• **DATASET**:
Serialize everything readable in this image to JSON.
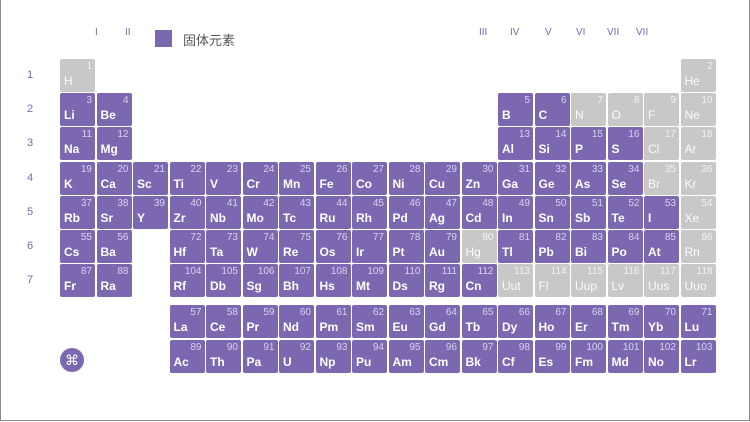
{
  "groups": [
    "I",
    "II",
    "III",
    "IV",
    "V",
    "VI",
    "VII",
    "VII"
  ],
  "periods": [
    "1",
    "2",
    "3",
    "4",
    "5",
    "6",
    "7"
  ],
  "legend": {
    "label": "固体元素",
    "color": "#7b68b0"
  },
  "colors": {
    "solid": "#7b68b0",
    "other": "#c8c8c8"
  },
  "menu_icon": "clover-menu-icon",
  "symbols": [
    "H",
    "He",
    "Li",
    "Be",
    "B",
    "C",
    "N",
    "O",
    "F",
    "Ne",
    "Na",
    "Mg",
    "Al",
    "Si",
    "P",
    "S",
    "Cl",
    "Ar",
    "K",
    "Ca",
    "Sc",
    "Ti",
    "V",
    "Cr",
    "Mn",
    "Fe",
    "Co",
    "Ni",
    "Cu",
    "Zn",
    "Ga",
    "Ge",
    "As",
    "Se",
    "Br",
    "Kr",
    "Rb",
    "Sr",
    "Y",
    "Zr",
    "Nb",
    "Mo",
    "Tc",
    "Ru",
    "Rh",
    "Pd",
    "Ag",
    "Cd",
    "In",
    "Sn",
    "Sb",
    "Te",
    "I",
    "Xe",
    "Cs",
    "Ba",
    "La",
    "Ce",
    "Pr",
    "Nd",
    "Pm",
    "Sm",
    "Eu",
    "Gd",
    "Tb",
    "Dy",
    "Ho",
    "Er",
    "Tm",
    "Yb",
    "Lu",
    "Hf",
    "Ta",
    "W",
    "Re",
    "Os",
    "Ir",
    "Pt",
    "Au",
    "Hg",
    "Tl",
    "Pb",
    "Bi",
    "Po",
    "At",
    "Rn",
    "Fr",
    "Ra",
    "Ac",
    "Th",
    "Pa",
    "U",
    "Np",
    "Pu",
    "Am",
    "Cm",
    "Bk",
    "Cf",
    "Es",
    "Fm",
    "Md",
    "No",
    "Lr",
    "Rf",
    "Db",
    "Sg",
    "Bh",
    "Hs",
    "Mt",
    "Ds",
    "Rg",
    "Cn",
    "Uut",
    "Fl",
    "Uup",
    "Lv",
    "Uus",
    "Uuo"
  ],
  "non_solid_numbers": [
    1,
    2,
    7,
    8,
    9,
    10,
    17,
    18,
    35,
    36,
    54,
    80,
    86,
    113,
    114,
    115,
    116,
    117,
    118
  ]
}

• **TASK INSTRUCTIONS**:
Print out the lines exactly, skipping any picture.

• **WRITTEN SOLUTION**:
Serialize everything readable in this image to JSON.
{
  "groups": [
    "I",
    "II",
    "III",
    "IV",
    "V",
    "VI",
    "VII",
    "VII"
  ],
  "periods": [
    "1",
    "2",
    "3",
    "4",
    "5",
    "6",
    "7"
  ],
  "legend": {
    "label": "固体元素",
    "color": "#7b68b0"
  },
  "colors": {
    "solid": "#7b68b0",
    "other": "#c8c8c8"
  },
  "menu_icon": "clover-menu-icon",
  "symbols": [
    "H",
    "He",
    "Li",
    "Be",
    "B",
    "C",
    "N",
    "O",
    "F",
    "Ne",
    "Na",
    "Mg",
    "Al",
    "Si",
    "P",
    "S",
    "Cl",
    "Ar",
    "K",
    "Ca",
    "Sc",
    "Ti",
    "V",
    "Cr",
    "Mn",
    "Fe",
    "Co",
    "Ni",
    "Cu",
    "Zn",
    "Ga",
    "Ge",
    "As",
    "Se",
    "Br",
    "Kr",
    "Rb",
    "Sr",
    "Y",
    "Zr",
    "Nb",
    "Mo",
    "Tc",
    "Ru",
    "Rh",
    "Pd",
    "Ag",
    "Cd",
    "In",
    "Sn",
    "Sb",
    "Te",
    "I",
    "Xe",
    "Cs",
    "Ba",
    "La",
    "Ce",
    "Pr",
    "Nd",
    "Pm",
    "Sm",
    "Eu",
    "Gd",
    "Tb",
    "Dy",
    "Ho",
    "Er",
    "Tm",
    "Yb",
    "Lu",
    "Hf",
    "Ta",
    "W",
    "Re",
    "Os",
    "Ir",
    "Pt",
    "Au",
    "Hg",
    "Tl",
    "Pb",
    "Bi",
    "Po",
    "At",
    "Rn",
    "Fr",
    "Ra",
    "Ac",
    "Th",
    "Pa",
    "U",
    "Np",
    "Pu",
    "Am",
    "Cm",
    "Bk",
    "Cf",
    "Es",
    "Fm",
    "Md",
    "No",
    "Lr",
    "Rf",
    "Db",
    "Sg",
    "Bh",
    "Hs",
    "Mt",
    "Ds",
    "Rg",
    "Cn",
    "Uut",
    "Fl",
    "Uup",
    "Lv",
    "Uus",
    "Uuo"
  ],
  "non_solid_numbers": [
    1,
    2,
    7,
    8,
    9,
    10,
    17,
    18,
    35,
    36,
    54,
    80,
    86,
    113,
    114,
    115,
    116,
    117,
    118
  ]
}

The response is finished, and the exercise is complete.